== 所给摘录 ==
━━━━━━━━━━━━━━━━━━━━
荧光原位杂交技术（FISH）是一种利用荧光信号检测探针的原位杂交技术[1]。它将荧光信号的高灵敏度、安全性及直观性和原位杂交的高特异性结合起来，通过荧光标记的核酸探针与待测样本核酸进行原位杂交。在荧光显微镜下对荧光信号进行辨别和计数，从而对染色体或基因异常的细胞和组织样本进行检测和诊断，为各种基因相关疾病的分型、预前和预后提供准确的依据。FISH染色结果如图1.1所示。

图1.1 FISH染色结果[2]

FISH分为直接法和间接法。

直接法是在已知碱基序列的核酸探针上标记荧光素，在组织切片、间期细胞及染色体标本上与靶核酸进行原位杂交。因所形成的杂交体带有荧光素。故可在荧光显微镜下直接观察。

间接法使用非荧光物质标记的核酸探针。如生物素或地高辛等标记探针，再通过亲和连接或免疫反应带入荧光物质来检测杂交体的存在。

广义上讲，FISH靶序列可以是DNA或RNA，既可以用来进行基因组层面的研究，也可以进行表达层面的研究[1]。

目前常用的荧光素有异硫氰酸荧光素、得克萨斯红、罗丹明及其衍生物四甲基异硫氰酸罗丹明等[3]。

肿瘤已经成为现代人类死亡的主要原因之一，肿瘤的提前确诊对治疗有着极大的帮助。过去诊断细胞样本中是否含有肿瘤细胞主要用巴氏染色法等一些细胞化学染色法。新涌现的辅助诊断技术相比过去的方法更快捷简单，荧光原位杂交技术就是其中之一[4]。

（1）血液肿瘤学

临床上对血液肿瘤的FISH检测主要集中在：染色体异位形成的融合基因的检测；基因缺失检测可以发现一些关键基因的缺失，有助于疾病的诊断及预后判断；使用荧光原位杂交技术可对微小残留病灶进行检测，以及进行造血干细胞移植状态的监测。

（2）实体肿瘤学

目前应用于临床的检测基因突变方法以NGS和PCR为主。与FISH相比，NGS对实验室要求高，同时存在检测周期长和检测费用高等问题；荧光PCR只能够通过标准曲线和标准品进行相对定量，无法做到绝对定量，数字PCR的检测系统成本高，通量有限，操作繁琐，也不能在细胞水平上观察到基因突变的状态，不具备定位的功能。FISH技术可以在间期细胞核上找到DNA扩增的直接证据，而且间期细胞核所显示出的扩增DNA荧光信号的数量多少及荧光强度常与DNA扩增的水平有关。
━━━━━━━━━━━━━━━━━━━━
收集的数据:

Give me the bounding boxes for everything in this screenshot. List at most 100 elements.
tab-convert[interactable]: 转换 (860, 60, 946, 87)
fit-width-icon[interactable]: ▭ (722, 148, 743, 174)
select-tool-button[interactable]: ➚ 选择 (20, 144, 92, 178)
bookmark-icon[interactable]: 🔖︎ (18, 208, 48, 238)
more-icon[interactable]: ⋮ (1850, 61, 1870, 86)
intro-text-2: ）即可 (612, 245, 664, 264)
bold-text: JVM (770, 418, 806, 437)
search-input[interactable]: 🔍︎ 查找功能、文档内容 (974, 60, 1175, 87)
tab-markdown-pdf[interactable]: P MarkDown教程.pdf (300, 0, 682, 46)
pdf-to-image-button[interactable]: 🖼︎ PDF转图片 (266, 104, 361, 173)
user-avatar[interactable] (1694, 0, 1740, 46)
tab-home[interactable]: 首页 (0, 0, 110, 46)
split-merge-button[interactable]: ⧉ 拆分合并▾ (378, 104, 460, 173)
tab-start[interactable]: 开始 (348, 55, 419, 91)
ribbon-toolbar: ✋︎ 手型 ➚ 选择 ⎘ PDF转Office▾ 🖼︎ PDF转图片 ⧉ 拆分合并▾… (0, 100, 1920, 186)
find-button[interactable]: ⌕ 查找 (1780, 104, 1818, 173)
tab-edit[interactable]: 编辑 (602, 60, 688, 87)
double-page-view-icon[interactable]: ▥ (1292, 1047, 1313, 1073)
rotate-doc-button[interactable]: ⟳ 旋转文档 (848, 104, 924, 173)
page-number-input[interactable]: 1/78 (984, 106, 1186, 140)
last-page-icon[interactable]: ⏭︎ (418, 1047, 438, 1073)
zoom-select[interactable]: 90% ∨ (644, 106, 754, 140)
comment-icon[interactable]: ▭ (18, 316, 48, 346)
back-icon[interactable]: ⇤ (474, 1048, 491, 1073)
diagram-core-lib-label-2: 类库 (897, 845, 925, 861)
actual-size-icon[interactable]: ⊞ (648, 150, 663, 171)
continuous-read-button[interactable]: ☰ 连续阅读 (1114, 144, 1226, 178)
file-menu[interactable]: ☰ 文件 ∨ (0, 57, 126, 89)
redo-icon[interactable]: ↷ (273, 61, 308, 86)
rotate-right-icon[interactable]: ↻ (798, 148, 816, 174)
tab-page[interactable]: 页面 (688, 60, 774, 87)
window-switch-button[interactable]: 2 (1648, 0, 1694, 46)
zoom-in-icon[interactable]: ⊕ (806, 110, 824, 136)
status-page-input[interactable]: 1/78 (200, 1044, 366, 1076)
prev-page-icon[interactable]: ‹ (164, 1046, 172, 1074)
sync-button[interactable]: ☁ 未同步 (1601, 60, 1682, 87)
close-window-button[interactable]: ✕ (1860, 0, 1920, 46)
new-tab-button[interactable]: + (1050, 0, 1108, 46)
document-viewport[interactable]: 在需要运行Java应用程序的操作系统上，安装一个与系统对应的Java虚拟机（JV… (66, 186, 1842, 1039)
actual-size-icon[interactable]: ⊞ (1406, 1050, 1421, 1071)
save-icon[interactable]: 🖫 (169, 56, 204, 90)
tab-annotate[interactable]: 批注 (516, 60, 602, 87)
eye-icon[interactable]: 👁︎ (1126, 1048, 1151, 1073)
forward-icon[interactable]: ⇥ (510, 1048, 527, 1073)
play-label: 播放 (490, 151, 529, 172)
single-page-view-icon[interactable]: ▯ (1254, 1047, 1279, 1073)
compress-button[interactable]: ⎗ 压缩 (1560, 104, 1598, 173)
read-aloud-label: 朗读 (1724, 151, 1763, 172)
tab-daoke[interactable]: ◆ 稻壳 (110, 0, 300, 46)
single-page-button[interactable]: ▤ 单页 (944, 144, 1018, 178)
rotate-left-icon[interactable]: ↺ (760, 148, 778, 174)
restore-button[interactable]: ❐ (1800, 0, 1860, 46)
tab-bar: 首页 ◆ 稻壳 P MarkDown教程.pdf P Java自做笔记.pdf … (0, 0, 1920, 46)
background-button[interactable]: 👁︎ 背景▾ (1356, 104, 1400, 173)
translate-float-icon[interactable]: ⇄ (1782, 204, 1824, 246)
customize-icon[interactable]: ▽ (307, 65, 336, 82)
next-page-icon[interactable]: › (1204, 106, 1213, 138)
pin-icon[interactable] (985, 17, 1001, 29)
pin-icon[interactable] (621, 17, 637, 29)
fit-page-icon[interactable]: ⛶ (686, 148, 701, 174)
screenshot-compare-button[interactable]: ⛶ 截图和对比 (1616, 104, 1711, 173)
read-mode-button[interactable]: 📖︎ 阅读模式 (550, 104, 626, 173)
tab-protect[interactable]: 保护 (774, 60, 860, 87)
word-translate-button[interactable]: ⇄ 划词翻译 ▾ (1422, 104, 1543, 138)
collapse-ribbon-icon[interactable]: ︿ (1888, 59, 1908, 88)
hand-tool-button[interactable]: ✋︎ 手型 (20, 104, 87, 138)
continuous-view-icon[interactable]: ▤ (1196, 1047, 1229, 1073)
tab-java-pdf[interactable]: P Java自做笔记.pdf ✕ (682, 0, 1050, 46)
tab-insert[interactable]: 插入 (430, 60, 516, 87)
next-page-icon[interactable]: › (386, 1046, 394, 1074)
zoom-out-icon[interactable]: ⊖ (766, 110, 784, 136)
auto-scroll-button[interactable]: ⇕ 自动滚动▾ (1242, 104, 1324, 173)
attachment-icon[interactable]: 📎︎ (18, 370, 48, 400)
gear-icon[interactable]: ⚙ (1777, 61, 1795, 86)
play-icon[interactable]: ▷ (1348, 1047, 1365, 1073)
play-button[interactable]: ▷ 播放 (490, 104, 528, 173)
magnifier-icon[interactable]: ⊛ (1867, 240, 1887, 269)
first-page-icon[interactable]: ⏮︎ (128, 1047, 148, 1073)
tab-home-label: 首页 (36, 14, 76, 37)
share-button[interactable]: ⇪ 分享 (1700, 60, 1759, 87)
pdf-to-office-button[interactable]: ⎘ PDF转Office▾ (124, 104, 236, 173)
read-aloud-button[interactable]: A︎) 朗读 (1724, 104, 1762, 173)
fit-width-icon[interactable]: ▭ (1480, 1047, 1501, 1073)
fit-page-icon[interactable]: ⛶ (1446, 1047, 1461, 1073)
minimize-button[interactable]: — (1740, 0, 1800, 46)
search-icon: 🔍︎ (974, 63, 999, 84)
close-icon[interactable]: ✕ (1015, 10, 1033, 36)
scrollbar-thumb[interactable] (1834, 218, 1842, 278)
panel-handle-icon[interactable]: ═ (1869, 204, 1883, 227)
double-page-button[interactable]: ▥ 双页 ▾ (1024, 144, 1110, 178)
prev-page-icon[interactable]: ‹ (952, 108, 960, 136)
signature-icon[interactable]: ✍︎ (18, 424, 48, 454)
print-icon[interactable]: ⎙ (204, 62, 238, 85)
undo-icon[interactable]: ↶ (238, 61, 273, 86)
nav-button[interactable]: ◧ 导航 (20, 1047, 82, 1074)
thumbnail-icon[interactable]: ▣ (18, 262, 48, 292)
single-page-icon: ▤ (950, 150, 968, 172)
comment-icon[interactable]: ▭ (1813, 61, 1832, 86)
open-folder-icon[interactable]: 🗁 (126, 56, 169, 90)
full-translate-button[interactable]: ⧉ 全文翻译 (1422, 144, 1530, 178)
━━━━━━━━━━━━━━━━━━━━
== 任务要求 1 ==
将所给摘录中的“FISH分为直接法和间接法。”一句译成英文。
== 任务要求 2 ==
请照录所给摘录中从“FISH分为直接法和间接法。”一直到“荧光物质来检测杂交体的存在。”的全部文字。

== 预期输出 1 ==
FISH is divided into a direct method and an indirect method.

== 预期输出 2 ==
FISH分为直接法和间接法。

直接法是在已知碱基序列的核酸探针上标记荧光素，在组织切片、间期细胞及染色体标本上与靶核酸进行原位杂交。因所形成的杂交体带有荧光素。故可在荧光显微镜下直接观察。

间接法使用非荧光物质标记的核酸探针。如生物素或地高辛等标记探针，再通过亲和连接或免疫反应带入荧光物质来检测杂交体的存在。